**課題の内容**
就業規則についての記事から、「就業規則を作成することによっ」から「職場での規律意識を高め、従業員間の処遇の公平を保つことを目的としています。」までを一字一句変えずに繰り返してください。

「従業員が労災事故にあった場合どうすればいい?」
「繁忙期はもっと働いてほしいけど、法定労働時間を超過してしまう」
このような労働に関する悩みやトラブルに遭った時、事前にルールや対応策を定めていたらスムーズに解決できますよね。企業で起こりうるトラブルの対応や労働に関する規則を定めたものを就業規則といいます。
就業規則を作成することによって従業員の労働制度や給与制度などを自社の働き方に合ったものにできます。ではその就業規則はどのように作成すればいいでしょうか。本記事では就業規則の作成方法や、作成時の注意点を詳しく紹介します。
就業規則とは?
就業規則とは労働基準法に基づき、労働者の労働時間や給与規定といった労働条件、社内での遵守すべきルールを定めた規則のことです。
職場での規律意識を高め、従業員間の処遇の公平を保つことを目的としています。
就業規則の作成義務
就業規則は労働基準法第89条により常時10人以上の従業員を雇用する場合は就業規則の作成と届出が義務付けられています。
常時十人以上の労働者を使用する使用者は、次に掲げる事項について就業規則を作成し、行政官庁に届け出なければならない。次に掲げる事項を変更した場合においても、同様とする。

**データ抜粋**
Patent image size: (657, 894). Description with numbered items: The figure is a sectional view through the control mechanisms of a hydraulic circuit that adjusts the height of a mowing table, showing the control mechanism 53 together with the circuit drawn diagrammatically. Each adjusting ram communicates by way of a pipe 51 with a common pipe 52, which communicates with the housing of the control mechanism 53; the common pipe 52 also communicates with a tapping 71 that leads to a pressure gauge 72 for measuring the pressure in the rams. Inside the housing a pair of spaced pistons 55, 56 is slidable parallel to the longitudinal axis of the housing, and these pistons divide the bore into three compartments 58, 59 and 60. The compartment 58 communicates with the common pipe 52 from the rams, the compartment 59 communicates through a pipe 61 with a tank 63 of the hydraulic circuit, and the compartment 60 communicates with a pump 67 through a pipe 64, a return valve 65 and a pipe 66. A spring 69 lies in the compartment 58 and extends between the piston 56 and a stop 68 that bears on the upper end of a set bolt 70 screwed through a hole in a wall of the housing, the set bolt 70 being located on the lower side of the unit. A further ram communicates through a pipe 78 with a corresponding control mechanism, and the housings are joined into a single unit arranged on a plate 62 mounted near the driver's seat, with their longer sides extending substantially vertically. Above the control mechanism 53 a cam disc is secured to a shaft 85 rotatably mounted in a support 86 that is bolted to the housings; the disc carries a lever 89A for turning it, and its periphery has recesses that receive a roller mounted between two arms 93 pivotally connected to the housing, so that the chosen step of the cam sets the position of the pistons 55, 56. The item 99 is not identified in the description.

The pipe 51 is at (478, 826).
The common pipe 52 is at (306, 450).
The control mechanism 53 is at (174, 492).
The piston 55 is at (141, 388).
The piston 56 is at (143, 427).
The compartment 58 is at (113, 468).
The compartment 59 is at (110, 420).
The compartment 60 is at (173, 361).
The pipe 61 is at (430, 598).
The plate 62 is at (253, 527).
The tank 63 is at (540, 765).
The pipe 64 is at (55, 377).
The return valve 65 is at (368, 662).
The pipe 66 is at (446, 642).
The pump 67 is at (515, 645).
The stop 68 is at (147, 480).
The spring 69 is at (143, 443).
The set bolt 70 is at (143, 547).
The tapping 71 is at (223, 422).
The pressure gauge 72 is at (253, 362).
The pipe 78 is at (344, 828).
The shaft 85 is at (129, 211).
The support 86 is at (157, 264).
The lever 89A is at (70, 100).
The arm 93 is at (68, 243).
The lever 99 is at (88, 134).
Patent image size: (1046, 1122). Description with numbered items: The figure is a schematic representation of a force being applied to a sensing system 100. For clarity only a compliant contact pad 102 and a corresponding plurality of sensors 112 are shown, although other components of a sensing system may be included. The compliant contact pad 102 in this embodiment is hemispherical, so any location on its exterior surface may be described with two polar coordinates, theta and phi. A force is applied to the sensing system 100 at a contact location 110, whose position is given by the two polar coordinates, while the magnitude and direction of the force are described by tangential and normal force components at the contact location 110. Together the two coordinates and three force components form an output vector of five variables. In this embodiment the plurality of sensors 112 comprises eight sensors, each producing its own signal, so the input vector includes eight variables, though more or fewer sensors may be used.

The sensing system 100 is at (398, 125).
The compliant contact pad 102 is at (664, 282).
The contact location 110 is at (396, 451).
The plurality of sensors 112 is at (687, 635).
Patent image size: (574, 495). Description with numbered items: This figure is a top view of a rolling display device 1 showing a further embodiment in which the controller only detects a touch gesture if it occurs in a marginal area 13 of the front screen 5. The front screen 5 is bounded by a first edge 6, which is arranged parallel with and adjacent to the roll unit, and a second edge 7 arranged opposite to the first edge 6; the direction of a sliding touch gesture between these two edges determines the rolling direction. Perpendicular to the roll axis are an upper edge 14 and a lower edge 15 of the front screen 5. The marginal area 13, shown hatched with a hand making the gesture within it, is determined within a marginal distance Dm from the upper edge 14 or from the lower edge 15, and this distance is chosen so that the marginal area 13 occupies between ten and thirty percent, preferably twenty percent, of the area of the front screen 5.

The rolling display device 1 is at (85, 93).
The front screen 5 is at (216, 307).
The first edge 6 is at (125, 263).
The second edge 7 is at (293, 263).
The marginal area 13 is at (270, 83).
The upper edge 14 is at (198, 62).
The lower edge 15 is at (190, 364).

**解答**
就業規則を作成することによって従業員の労働制度や給与制度などを自社の働き方に合ったものにできます。ではその就業規則はどのように作成すればいいでしょうか。本記事では就業規則の作成方法や、作成時の注意点を詳しく紹介します。
就業規則とは?
就業規則とは労働基準法に基づき、労働者の労働時間や給与規定といった労働条件、社内での遵守すべきルールを定めた規則のことです。
職場での規律意識を高め、従業員間の処遇の公平を保つことを目的としています。